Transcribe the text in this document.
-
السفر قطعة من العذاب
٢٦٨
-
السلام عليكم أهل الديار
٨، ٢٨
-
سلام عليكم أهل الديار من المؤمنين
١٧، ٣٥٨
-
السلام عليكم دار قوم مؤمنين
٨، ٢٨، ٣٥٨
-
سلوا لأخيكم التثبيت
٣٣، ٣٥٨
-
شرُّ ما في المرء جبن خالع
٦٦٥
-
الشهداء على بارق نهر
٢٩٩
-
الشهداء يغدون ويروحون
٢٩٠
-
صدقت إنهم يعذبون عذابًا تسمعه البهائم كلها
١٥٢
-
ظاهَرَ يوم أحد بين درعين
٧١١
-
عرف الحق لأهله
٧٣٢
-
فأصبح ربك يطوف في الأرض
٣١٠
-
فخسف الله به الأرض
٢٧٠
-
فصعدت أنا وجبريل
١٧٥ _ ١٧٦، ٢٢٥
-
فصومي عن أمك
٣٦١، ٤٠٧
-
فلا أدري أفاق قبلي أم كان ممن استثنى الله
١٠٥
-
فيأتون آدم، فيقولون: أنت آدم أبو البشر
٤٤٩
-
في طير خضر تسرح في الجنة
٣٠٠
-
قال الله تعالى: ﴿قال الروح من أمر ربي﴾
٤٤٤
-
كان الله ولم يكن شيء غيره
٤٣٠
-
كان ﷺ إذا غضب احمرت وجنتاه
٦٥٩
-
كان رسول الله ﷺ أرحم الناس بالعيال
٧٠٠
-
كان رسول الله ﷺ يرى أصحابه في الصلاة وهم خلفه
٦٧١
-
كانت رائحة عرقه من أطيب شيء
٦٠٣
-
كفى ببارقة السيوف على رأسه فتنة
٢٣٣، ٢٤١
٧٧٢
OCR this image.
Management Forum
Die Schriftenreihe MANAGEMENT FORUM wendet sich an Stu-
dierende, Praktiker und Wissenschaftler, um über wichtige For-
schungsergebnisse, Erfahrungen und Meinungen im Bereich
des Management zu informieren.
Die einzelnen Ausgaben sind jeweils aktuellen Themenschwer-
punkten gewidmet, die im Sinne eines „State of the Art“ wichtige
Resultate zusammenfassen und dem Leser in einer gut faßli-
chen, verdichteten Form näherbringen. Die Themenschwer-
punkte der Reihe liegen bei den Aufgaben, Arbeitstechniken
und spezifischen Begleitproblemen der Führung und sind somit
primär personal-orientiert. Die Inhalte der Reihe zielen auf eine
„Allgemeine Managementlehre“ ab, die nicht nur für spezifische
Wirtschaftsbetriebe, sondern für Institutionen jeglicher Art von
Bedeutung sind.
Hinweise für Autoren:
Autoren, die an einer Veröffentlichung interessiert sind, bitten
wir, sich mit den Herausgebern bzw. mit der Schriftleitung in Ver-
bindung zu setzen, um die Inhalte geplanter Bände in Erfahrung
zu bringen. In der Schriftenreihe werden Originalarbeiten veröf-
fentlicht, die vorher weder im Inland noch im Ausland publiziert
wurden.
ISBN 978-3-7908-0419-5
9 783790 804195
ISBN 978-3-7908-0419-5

# # #

→ What you will do: Work through the records above line by line and count those that hold the string "Themenschwer". Give only the result.

→ Exercise output: 2